Task: Repeat all of the material below exactly as written, images excluded.

--- START OF Provided material ---

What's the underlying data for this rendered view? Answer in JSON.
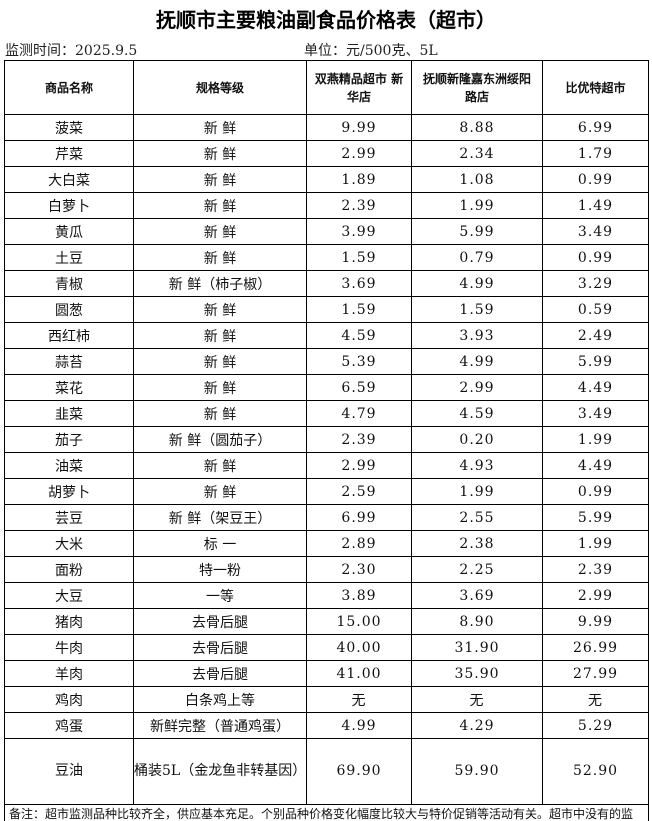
{
  "title": "抚顺市主要粮油副食品价格表（超市）",
  "monitor_time": "监测时间：2025.9.5",
  "unit": "单位：元/500克、5L",
  "headers": [
    "商品名称",
    "规格等级",
    "双燕精品超市 新华店",
    "抚顺新隆嘉东洲绥阳路店",
    "比优特超市"
  ],
  "rows": [
    [
      "菠菜",
      "新 鲜",
      "9.99",
      "8.88",
      "6.99"
    ],
    [
      "芹菜",
      "新 鲜",
      "2.99",
      "2.34",
      "1.79"
    ],
    [
      "大白菜",
      "新 鲜",
      "1.89",
      "1.08",
      "0.99"
    ],
    [
      "白萝卜",
      "新 鲜",
      "2.39",
      "1.99",
      "1.49"
    ],
    [
      "黄瓜",
      "新 鲜",
      "3.99",
      "5.99",
      "3.49"
    ],
    [
      "土豆",
      "新 鲜",
      "1.59",
      "0.79",
      "0.99"
    ],
    [
      "青椒",
      "新 鲜（柿子椒）",
      "3.69",
      "4.99",
      "3.29"
    ],
    [
      "圆葱",
      "新 鲜",
      "1.59",
      "1.59",
      "0.59"
    ],
    [
      "西红柿",
      "新 鲜",
      "4.59",
      "3.93",
      "2.49"
    ],
    [
      "蒜苔",
      "新 鲜",
      "5.39",
      "4.99",
      "5.99"
    ],
    [
      "菜花",
      "新 鲜",
      "6.59",
      "2.99",
      "4.49"
    ],
    [
      "韭菜",
      "新 鲜",
      "4.79",
      "4.59",
      "3.49"
    ],
    [
      "茄子",
      "新 鲜（圆茄子）",
      "2.39",
      "0.20",
      "1.99"
    ],
    [
      "油菜",
      "新 鲜",
      "2.99",
      "4.93",
      "4.49"
    ],
    [
      "胡萝卜",
      "新 鲜",
      "2.59",
      "1.99",
      "0.99"
    ],
    [
      "芸豆",
      "新 鲜（架豆王）",
      "6.99",
      "2.55",
      "5.99"
    ],
    [
      "大米",
      "标 一",
      "2.89",
      "2.38",
      "1.99"
    ],
    [
      "面粉",
      "特一粉",
      "2.30",
      "2.25",
      "2.39"
    ],
    [
      "大豆",
      "一等",
      "3.89",
      "3.69",
      "2.99"
    ],
    [
      "猪肉",
      "去骨后腿",
      "15.00",
      "8.90",
      "9.99"
    ],
    [
      "牛肉",
      "去骨后腿",
      "40.00",
      "31.90",
      "26.99"
    ],
    [
      "羊肉",
      "去骨后腿",
      "41.00",
      "35.90",
      "27.99"
    ],
    [
      "鸡肉",
      "白条鸡上等",
      "无",
      "无",
      "无"
    ],
    [
      "鸡蛋",
      "新鲜完整（普通鸡蛋）",
      "4.99",
      "4.29",
      "5.29"
    ],
    [
      "豆油",
      "桶装5L（金龙鱼非转基因）",
      "69.90",
      "59.90",
      "52.90"
    ]
  ],
  "note": "备注：超市监测品种比较齐全，供应基本充足。个别品种价格变化幅度比较大与特价促销等活动有关。超市中没有的监测品种，有其它同品类货品补充，基本能够满足市民需求。"
}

--- END OF Provided material ---

Response below:
What's the underlying data for this rendered view? Answer in JSON.
{
  "title": "抚顺市主要粮油副食品价格表（超市）",
  "monitor_time": "监测时间：2025.9.5",
  "unit": "单位：元/500克、5L",
  "headers": [
    "商品名称",
    "规格等级",
    "双燕精品超市 新华店",
    "抚顺新隆嘉东洲绥阳路店",
    "比优特超市"
  ],
  "rows": [
    [
      "菠菜",
      "新 鲜",
      "9.99",
      "8.88",
      "6.99"
    ],
    [
      "芹菜",
      "新 鲜",
      "2.99",
      "2.34",
      "1.79"
    ],
    [
      "大白菜",
      "新 鲜",
      "1.89",
      "1.08",
      "0.99"
    ],
    [
      "白萝卜",
      "新 鲜",
      "2.39",
      "1.99",
      "1.49"
    ],
    [
      "黄瓜",
      "新 鲜",
      "3.99",
      "5.99",
      "3.49"
    ],
    [
      "土豆",
      "新 鲜",
      "1.59",
      "0.79",
      "0.99"
    ],
    [
      "青椒",
      "新 鲜（柿子椒）",
      "3.69",
      "4.99",
      "3.29"
    ],
    [
      "圆葱",
      "新 鲜",
      "1.59",
      "1.59",
      "0.59"
    ],
    [
      "西红柿",
      "新 鲜",
      "4.59",
      "3.93",
      "2.49"
    ],
    [
      "蒜苔",
      "新 鲜",
      "5.39",
      "4.99",
      "5.99"
    ],
    [
      "菜花",
      "新 鲜",
      "6.59",
      "2.99",
      "4.49"
    ],
    [
      "韭菜",
      "新 鲜",
      "4.79",
      "4.59",
      "3.49"
    ],
    [
      "茄子",
      "新 鲜（圆茄子）",
      "2.39",
      "0.20",
      "1.99"
    ],
    [
      "油菜",
      "新 鲜",
      "2.99",
      "4.93",
      "4.49"
    ],
    [
      "胡萝卜",
      "新 鲜",
      "2.59",
      "1.99",
      "0.99"
    ],
    [
      "芸豆",
      "新 鲜（架豆王）",
      "6.99",
      "2.55",
      "5.99"
    ],
    [
      "大米",
      "标 一",
      "2.89",
      "2.38",
      "1.99"
    ],
    [
      "面粉",
      "特一粉",
      "2.30",
      "2.25",
      "2.39"
    ],
    [
      "大豆",
      "一等",
      "3.89",
      "3.69",
      "2.99"
    ],
    [
      "猪肉",
      "去骨后腿",
      "15.00",
      "8.90",
      "9.99"
    ],
    [
      "牛肉",
      "去骨后腿",
      "40.00",
      "31.90",
      "26.99"
    ],
    [
      "羊肉",
      "去骨后腿",
      "41.00",
      "35.90",
      "27.99"
    ],
    [
      "鸡肉",
      "白条鸡上等",
      "无",
      "无",
      "无"
    ],
    [
      "鸡蛋",
      "新鲜完整（普通鸡蛋）",
      "4.99",
      "4.29",
      "5.29"
    ],
    [
      "豆油",
      "桶装5L（金龙鱼非转基因）",
      "69.90",
      "59.90",
      "52.90"
    ]
  ],
  "note": "备注：超市监测品种比较齐全，供应基本充足。个别品种价格变化幅度比较大与特价促销等活动有关。超市中没有的监测品种，有其它同品类货品补充，基本能够满足市民需求。"
}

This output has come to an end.